**Required task:** Provide the data again in its entirety, exactly as given.

**Provided records:**
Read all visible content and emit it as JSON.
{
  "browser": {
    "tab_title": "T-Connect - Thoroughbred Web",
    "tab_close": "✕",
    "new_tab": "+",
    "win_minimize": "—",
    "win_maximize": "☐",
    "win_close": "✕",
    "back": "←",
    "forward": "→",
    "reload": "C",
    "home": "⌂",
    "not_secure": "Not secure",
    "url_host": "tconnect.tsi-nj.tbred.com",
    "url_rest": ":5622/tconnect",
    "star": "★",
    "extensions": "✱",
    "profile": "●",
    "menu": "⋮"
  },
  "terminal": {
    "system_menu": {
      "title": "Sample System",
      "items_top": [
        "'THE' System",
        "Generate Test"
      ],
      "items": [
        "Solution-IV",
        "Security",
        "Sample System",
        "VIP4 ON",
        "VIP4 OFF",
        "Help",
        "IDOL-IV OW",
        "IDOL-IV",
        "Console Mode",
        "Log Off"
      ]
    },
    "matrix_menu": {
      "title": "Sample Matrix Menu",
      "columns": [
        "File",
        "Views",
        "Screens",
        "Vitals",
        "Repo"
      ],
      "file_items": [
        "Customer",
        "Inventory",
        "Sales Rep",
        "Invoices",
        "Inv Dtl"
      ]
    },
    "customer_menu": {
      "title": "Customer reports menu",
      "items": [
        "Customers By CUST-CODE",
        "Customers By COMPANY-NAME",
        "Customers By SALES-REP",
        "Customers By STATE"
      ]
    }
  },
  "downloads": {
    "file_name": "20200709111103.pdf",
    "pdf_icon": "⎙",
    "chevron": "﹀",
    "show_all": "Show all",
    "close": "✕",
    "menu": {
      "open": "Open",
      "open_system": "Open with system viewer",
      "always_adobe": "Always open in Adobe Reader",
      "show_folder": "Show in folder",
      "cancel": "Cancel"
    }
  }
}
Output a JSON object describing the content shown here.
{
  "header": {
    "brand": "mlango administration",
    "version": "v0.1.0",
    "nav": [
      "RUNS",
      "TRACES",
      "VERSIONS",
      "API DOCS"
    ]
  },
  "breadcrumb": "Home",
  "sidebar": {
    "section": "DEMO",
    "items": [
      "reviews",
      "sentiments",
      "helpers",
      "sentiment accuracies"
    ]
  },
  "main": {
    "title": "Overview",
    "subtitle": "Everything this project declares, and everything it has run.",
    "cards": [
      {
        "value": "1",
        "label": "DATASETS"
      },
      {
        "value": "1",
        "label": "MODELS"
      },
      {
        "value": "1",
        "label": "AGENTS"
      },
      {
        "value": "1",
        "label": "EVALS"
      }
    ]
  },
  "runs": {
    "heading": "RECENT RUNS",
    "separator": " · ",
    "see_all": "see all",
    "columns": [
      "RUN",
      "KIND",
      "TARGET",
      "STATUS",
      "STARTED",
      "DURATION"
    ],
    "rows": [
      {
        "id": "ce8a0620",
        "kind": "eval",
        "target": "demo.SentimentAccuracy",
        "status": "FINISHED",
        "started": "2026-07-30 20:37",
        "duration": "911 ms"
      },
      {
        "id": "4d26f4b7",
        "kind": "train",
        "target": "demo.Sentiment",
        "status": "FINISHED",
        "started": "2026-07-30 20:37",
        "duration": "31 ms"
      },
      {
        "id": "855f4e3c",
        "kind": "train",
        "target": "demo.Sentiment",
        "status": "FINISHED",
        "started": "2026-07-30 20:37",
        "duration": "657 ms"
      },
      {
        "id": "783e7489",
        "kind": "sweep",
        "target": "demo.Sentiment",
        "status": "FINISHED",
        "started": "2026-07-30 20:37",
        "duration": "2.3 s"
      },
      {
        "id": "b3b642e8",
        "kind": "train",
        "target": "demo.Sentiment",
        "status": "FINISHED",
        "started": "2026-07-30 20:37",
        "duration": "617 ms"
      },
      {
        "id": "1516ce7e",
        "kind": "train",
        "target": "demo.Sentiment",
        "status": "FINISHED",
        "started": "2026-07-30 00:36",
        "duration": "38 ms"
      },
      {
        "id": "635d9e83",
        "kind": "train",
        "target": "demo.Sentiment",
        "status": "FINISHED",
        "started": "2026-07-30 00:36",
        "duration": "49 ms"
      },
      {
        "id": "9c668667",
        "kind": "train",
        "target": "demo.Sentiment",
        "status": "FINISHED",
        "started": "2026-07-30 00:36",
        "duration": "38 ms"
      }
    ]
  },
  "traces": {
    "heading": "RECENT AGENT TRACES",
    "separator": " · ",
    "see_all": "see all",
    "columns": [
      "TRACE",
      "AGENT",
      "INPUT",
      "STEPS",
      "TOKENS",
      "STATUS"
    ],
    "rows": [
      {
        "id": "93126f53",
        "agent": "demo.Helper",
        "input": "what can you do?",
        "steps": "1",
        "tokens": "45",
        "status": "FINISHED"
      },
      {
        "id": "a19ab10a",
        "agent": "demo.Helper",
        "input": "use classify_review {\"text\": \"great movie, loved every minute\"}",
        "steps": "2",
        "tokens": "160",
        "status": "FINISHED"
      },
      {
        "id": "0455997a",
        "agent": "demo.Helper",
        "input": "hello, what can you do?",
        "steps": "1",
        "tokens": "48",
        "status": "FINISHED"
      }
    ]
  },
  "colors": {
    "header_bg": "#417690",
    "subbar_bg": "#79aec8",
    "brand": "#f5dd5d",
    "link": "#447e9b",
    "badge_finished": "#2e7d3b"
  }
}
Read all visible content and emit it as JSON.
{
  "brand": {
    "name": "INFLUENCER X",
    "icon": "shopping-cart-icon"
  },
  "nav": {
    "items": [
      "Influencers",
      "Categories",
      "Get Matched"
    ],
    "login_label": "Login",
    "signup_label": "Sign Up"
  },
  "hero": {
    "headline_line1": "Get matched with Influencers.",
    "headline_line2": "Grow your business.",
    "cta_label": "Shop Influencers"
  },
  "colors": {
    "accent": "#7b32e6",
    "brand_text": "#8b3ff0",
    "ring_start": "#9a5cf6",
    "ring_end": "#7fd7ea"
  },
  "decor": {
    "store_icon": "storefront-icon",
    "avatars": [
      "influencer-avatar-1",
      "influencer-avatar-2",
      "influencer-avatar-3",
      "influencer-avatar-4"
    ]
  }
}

**In response:**
Read all visible content and emit it as JSON.
{
  "browser": {
    "tab_title": "T-Connect - Thoroughbred Web",
    "tab_close": "✕",
    "new_tab": "+",
    "win_minimize": "—",
    "win_maximize": "☐",
    "win_close": "✕",
    "back": "←",
    "forward": "→",
    "reload": "C",
    "home": "⌂",
    "not_secure": "Not secure",
    "url_host": "tconnect.tsi-nj.tbred.com",
    "url_rest": ":5622/tconnect",
    "star": "★",
    "extensions": "✱",
    "profile": "●",
    "menu": "⋮"
  },
  "terminal": {
    "system_menu": {
      "title": "Sample System",
      "items_top": [
        "'THE' System",
        "Generate Test"
      ],
      "items": [
        "Solution-IV",
        "Security",
        "Sample System",
        "VIP4 ON",
        "VIP4 OFF",
        "Help",
        "IDOL-IV OW",
        "IDOL-IV",
        "Console Mode",
        "Log Off"
      ]
    },
    "matrix_menu": {
      "title": "Sample Matrix Menu",
      "columns": [
        "File",
        "Views",
        "Screens",
        "Vitals",
        "Repo"
      ],
      "file_items": [
        "Customer",
        "Inventory",
        "Sales Rep",
        "Invoices",
        "Inv Dtl"
      ]
    },
    "customer_menu": {
      "title": "Customer reports menu",
      "items": [
        "Customers By CUST-CODE",
        "Customers By COMPANY-NAME",
        "Customers By SALES-REP",
        "Customers By STATE"
      ]
    }
  },
  "downloads": {
    "file_name": "20200709111103.pdf",
    "pdf_icon": "⎙",
    "chevron": "﹀",
    "show_all": "Show all",
    "close": "✕",
    "menu": {
      "open": "Open",
      "open_system": "Open with system viewer",
      "always_adobe": "Always open in Adobe Reader",
      "show_folder": "Show in folder",
      "cancel": "Cancel"
    }
  }
}
Output a JSON object describing the content shown here.
{
  "header": {
    "brand": "mlango administration",
    "version": "v0.1.0",
    "nav": [
      "RUNS",
      "TRACES",
      "VERSIONS",
      "API DOCS"
    ]
  },
  "breadcrumb": "Home",
  "sidebar": {
    "section": "DEMO",
    "items": [
      "reviews",
      "sentiments",
      "helpers",
      "sentiment accuracies"
    ]
  },
  "main": {
    "title": "Overview",
    "subtitle": "Everything this project declares, and everything it has run.",
    "cards": [
      {
        "value": "1",
        "label": "DATASETS"
      },
      {
        "value": "1",
        "label": "MODELS"
      },
      {
        "value": "1",
        "label": "AGENTS"
      },
      {
        "value": "1",
        "label": "EVALS"
      }
    ]
  },
  "runs": {
    "heading": "RECENT RUNS",
    "separator": " · ",
    "see_all": "see all",
    "columns": [
      "RUN",
      "KIND",
      "TARGET",
      "STATUS",
      "STARTED",
      "DURATION"
    ],
    "rows": [
      {
        "id": "ce8a0620",
        "kind": "eval",
        "target": "demo.SentimentAccuracy",
        "status": "FINISHED",
        "started": "2026-07-30 20:37",
        "duration": "911 ms"
      },
      {
        "id": "4d26f4b7",
        "kind": "train",
        "target": "demo.Sentiment",
        "status": "FINISHED",
        "started": "2026-07-30 20:37",
        "duration": "31 ms"
      },
      {
        "id": "855f4e3c",
        "kind": "train",
        "target": "demo.Sentiment",
        "status": "FINISHED",
        "started": "2026-07-30 20:37",
        "duration": "657 ms"
      },
      {
        "id": "783e7489",
        "kind": "sweep",
        "target": "demo.Sentiment",
        "status": "FINISHED",
        "started": "2026-07-30 20:37",
        "duration": "2.3 s"
      },
      {
        "id": "b3b642e8",
        "kind": "train",
        "target": "demo.Sentiment",
        "status": "FINISHED",
        "started": "2026-07-30 20:37",
        "duration": "617 ms"
      },
      {
        "id": "1516ce7e",
        "kind": "train",
        "target": "demo.Sentiment",
        "status": "FINISHED",
        "started": "2026-07-30 00:36",
        "duration": "38 ms"
      },
      {
        "id": "635d9e83",
        "kind": "train",
        "target": "demo.Sentiment",
        "status": "FINISHED",
        "started": "2026-07-30 00:36",
        "duration": "49 ms"
      },
      {
        "id": "9c668667",
        "kind": "train",
        "target": "demo.Sentiment",
        "status": "FINISHED",
        "started": "2026-07-30 00:36",
        "duration": "38 ms"
      }
    ]
  },
  "traces": {
    "heading": "RECENT AGENT TRACES",
    "separator": " · ",
    "see_all": "see all",
    "columns": [
      "TRACE",
      "AGENT",
      "INPUT",
      "STEPS",
      "TOKENS",
      "STATUS"
    ],
    "rows": [
      {
        "id": "93126f53",
        "agent": "demo.Helper",
        "input": "what can you do?",
        "steps": "1",
        "tokens": "45",
        "status": "FINISHED"
      },
      {
        "id": "a19ab10a",
        "agent": "demo.Helper",
        "input": "use classify_review {\"text\": \"great movie, loved every minute\"}",
        "steps": "2",
        "tokens": "160",
        "status": "FINISHED"
      },
      {
        "id": "0455997a",
        "agent": "demo.Helper",
        "input": "hello, what can you do?",
        "steps": "1",
        "tokens": "48",
        "status": "FINISHED"
      }
    ]
  },
  "colors": {
    "header_bg": "#417690",
    "subbar_bg": "#79aec8",
    "brand": "#f5dd5d",
    "link": "#447e9b",
    "badge_finished": "#2e7d3b"
  }
}
Read all visible content and emit it as JSON.
{
  "brand": {
    "name": "INFLUENCER X",
    "icon": "shopping-cart-icon"
  },
  "nav": {
    "items": [
      "Influencers",
      "Categories",
      "Get Matched"
    ],
    "login_label": "Login",
    "signup_label": "Sign Up"
  },
  "hero": {
    "headline_line1": "Get matched with Influencers.",
    "headline_line2": "Grow your business.",
    "cta_label": "Shop Influencers"
  },
  "colors": {
    "accent": "#7b32e6",
    "brand_text": "#8b3ff0",
    "ring_start": "#9a5cf6",
    "ring_end": "#7fd7ea"
  },
  "decor": {
    "store_icon": "storefront-icon",
    "avatars": [
      "influencer-avatar-1",
      "influencer-avatar-2",
      "influencer-avatar-3",
      "influencer-avatar-4"
    ]
  }
}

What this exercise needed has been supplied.